Os resultados deste estudo mostraram ainda que o PA tem tendência a aumentar com a idade, ou seja, utentes mais idosos apresentam tendencialmente maior PA.

De facto, de acordo com este modelo, o PA aumenta cerca de 1cm a cada 5 anos, relação esta que é independente do género, altura ou IMC do indivíduo. Assim, é de esperar que seja mais difícil atingir os objectivos para o PA no utente mais idoso. Esta relação ganha ainda maior importância se tivermos em conta que a própria idade é considerada um factor de risco independente para o risco cardiovascular. De acordo com as normas de ESC, o risco está aumentado no homem a partir dos 55 anos, e na mulher a partir dos 65 anos.8 Estes resultados parecem indicar a existência de um mecanismo subjacente que justifique o aumento concomitante do perímetro abdominal com a idade. Uma possível explicação para este fenómeno poderá estar relacionada com a sarcopenia associada à idade, ou seja, a redução da massa muscular esquelética que ocorre mesmo no idoso saudável.20,21 Este fenómeno parece ter natureza multifactorial, estando relacionado com alterações na enervação central e periférica, modificações hormonais e inflamatórias com efeitos catabólicos a nível muscular, e reduções na ingesta calórica e proteica, que se revelam mais pronunciados no género masculino.21 A diminuição da massa muscular esquelética induz uma diminuição da taxa metabólica basal, que no adulto jovem pode ser responsável por 60 a 80% do gasto energético diário.22 Apesar de ocorrer redução da ingesta calórica com a idade, esta é desproporcionada relativamente à perda muscular, resultando em aumento da massa gorda corporal22 onde se inclui o tecido adiposo visceral associado ao aumento do PA. Este mecanismo reforça a importância da modificação dos estilos de vida, nomeadamente uma alimentação correcta e prática regular de exercício físico, na redução do risco cardiovascular associado à idade.

▸ A FAZER
1) Segundo o excerto sobre o perímetro abdominal e a idade, quanto aumenta o PA a cada 5 anos?
2) Prossiga o excerto sobre o perímetro abdominal e a idade a partir da última frase.
O material não é necessário para realizar as tarefas.

▸ MATERIAL FORNECIDO

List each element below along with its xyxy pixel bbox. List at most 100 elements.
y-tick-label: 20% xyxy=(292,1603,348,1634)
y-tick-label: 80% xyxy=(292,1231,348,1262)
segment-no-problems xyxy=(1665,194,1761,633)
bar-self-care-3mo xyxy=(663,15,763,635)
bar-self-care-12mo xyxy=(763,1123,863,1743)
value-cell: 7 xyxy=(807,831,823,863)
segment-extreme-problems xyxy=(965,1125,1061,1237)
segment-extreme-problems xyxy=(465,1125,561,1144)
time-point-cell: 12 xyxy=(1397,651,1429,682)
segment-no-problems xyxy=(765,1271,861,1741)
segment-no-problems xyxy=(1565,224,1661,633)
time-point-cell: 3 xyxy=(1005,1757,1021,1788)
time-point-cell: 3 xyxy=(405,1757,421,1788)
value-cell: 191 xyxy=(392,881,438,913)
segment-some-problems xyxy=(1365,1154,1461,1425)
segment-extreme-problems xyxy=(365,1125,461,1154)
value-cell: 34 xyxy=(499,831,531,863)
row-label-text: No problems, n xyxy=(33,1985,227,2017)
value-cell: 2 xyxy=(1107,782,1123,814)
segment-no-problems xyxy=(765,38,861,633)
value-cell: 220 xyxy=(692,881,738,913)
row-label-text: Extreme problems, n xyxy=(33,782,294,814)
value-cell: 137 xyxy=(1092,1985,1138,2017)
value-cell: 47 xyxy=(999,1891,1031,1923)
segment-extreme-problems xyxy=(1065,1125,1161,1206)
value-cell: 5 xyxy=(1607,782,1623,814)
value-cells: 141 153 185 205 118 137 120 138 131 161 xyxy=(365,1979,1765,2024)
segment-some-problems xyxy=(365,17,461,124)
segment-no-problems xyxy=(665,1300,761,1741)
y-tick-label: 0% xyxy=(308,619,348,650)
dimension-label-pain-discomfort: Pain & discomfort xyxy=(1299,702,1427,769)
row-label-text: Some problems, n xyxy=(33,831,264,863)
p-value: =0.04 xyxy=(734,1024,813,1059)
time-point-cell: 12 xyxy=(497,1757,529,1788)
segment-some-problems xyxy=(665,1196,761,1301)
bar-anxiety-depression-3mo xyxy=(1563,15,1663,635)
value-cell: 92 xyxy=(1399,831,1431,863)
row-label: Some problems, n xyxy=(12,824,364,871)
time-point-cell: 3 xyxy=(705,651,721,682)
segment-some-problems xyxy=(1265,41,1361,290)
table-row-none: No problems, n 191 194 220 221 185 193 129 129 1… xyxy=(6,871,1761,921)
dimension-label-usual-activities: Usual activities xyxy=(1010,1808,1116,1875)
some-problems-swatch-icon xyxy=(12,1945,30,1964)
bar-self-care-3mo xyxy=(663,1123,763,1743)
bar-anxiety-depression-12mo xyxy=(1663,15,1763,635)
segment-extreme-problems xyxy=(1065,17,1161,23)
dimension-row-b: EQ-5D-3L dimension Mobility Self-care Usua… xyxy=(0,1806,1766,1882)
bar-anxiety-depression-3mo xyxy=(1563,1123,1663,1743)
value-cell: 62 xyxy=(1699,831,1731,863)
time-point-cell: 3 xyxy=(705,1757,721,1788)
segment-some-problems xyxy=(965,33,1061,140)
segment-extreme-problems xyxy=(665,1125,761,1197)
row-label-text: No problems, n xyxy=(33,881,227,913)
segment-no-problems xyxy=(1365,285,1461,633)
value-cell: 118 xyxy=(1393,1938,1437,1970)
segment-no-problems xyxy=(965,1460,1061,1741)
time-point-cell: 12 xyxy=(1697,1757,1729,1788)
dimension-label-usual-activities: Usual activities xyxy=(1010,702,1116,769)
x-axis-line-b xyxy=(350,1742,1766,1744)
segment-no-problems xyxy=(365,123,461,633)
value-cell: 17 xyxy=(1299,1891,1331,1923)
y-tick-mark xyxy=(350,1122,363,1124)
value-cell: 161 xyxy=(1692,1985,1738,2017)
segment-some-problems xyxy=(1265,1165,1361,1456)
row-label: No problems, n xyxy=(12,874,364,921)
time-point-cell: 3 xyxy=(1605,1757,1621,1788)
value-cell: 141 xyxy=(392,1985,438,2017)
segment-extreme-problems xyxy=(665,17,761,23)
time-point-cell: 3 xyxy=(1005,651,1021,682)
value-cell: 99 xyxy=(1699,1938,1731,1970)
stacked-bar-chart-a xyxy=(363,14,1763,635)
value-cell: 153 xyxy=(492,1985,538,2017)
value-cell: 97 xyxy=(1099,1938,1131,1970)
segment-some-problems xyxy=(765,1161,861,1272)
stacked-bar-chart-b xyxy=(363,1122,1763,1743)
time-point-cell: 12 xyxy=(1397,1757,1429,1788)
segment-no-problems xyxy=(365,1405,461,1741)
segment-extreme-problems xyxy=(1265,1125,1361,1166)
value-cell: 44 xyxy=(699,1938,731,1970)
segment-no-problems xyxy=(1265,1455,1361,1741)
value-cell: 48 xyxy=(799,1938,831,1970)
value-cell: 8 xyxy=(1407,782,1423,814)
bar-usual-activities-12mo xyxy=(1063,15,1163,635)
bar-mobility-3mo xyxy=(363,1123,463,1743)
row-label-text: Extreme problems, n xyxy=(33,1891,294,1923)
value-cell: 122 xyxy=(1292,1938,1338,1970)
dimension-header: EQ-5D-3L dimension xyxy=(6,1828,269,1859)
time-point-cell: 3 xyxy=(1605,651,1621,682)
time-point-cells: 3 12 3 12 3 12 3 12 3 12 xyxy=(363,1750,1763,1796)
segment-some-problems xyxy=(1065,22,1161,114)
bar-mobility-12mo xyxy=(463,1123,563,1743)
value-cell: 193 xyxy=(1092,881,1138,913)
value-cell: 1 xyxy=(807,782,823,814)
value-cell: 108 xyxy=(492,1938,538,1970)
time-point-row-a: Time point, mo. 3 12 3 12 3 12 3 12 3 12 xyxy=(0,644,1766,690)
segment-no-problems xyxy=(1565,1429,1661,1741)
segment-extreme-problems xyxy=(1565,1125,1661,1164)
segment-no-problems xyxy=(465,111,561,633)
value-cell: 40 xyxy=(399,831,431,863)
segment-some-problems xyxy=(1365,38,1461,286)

▸ RESPOSTAS POR TAREFA
1) Cerca de 1 cm.

2)
De todas as variáveis com potencial influência no PA avaliadas neste estudo, a única passível de ser intervencionada é o IMC, através da modificação da massa corporal. Os resultados deste estudo mostraram que o conhecimento das características do utente pode ser utilizado para estimar o PA. O modelo mostrou ter excelente validade interna e externa, deixando antever a sua potencial aplicabilidade em contexto clínico através da individualização do plano terapêutico, mais concretamente no estabelecimento de metas de redução ponderal com vista a reduzir o risco cardiovascular.

Devem ser reconhecidas algumas limitações deste estudo. Trata-se de uma amostra de conveniência pelo que a generalização dos resultados deve ser feita com cautela. Optámos por uma amostra de conveniência por se tratar de uma primeira abordagem a esta linha de investigação em que tivemos a intenção de verificar se seria possível prever o PA com base no conhecimento de algumas características do utente. Reconhecemos também que o estudo não considerou outras variáveis com potencial explicativo do PA, como por exemplo a raça,8,17 estado de saúde17 ou o consumo de álcool. A variabilidade do modelo poderá ter sido influenciada pelos diferentes instrumentos de medida disponíveis em cada consultório médico bem como pela medição única das variáveis em estudo.

Em conclusão, este estudo mostrou que é possível prever o PA com base no conhecimento das características individuais do utente. A utilização deste tipo de modelos na prática clínica poderá facilitar o aconselhamento objectivo e individualizado e em última instância resultar numa melhor abordagem da redução ponderal e consequente redução do risco cardiovascular.